-- SHORT PROBLEM --
Find the word "name" in the records below. List each line containing it.
>> Begin
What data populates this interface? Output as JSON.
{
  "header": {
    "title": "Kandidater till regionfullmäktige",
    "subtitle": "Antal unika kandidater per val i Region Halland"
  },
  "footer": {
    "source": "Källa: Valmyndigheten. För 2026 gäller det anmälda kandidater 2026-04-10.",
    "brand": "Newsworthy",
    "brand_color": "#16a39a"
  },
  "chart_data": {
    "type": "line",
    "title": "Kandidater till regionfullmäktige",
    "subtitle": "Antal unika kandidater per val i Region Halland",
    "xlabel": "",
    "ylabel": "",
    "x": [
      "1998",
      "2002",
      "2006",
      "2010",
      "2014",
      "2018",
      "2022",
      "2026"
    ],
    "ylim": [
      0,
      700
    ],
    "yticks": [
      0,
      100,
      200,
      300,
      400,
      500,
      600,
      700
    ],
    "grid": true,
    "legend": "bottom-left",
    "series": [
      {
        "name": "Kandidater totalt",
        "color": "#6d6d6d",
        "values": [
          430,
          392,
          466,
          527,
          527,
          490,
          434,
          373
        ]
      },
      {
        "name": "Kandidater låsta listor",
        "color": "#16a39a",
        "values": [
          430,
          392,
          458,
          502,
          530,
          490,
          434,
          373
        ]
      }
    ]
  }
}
>> End
-- CORRECT RESPONSE --
        "name": "Kandidater totalt",
        "name": "Kandidater låsta listor",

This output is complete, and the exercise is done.